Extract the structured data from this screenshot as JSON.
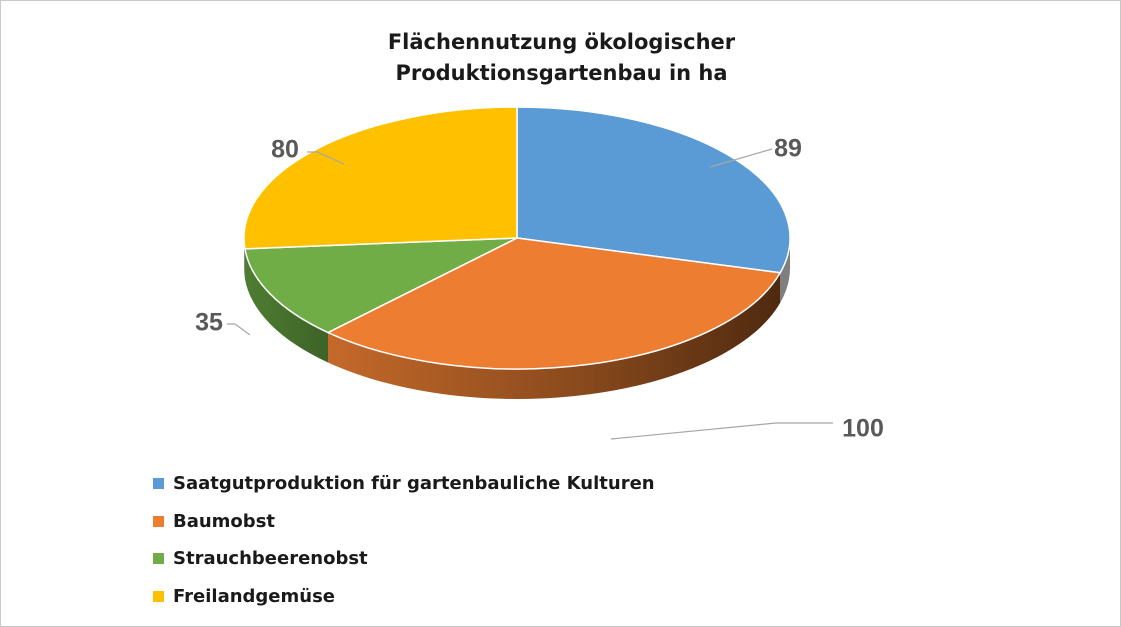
{
  "chart_data": {
    "type": "pie",
    "title": "Flächennutzung ökologischer\nProduktionsgartenbau in ha",
    "categories": [
      "Saatgutproduktion für gartenbauliche Kulturen",
      "Baumobst",
      "Strauchbeerenobst",
      "Freilandgemüse"
    ],
    "values": [
      89,
      100,
      35,
      80
    ],
    "data_labels": [
      "89",
      "100",
      "35",
      "80"
    ],
    "colors": [
      "#5b9bd5",
      "#ed7d31",
      "#70ad47",
      "#ffc000"
    ],
    "legend_position": "bottom-left",
    "style": "3d"
  }
}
-- -- --
* THE REQUEST *
Copy the listing word for word, excluding its pictures.

* REPLY *
Extract the structured data from this screenshot as JSON.
{
  "chart_data": {
    "type": "pie",
    "title": "Flächennutzung ökologischer\nProduktionsgartenbau in ha",
    "categories": [
      "Saatgutproduktion für gartenbauliche Kulturen",
      "Baumobst",
      "Strauchbeerenobst",
      "Freilandgemüse"
    ],
    "values": [
      89,
      100,
      35,
      80
    ],
    "data_labels": [
      "89",
      "100",
      "35",
      "80"
    ],
    "colors": [
      "#5b9bd5",
      "#ed7d31",
      "#70ad47",
      "#ffc000"
    ],
    "legend_position": "bottom-left",
    "style": "3d"
  }
}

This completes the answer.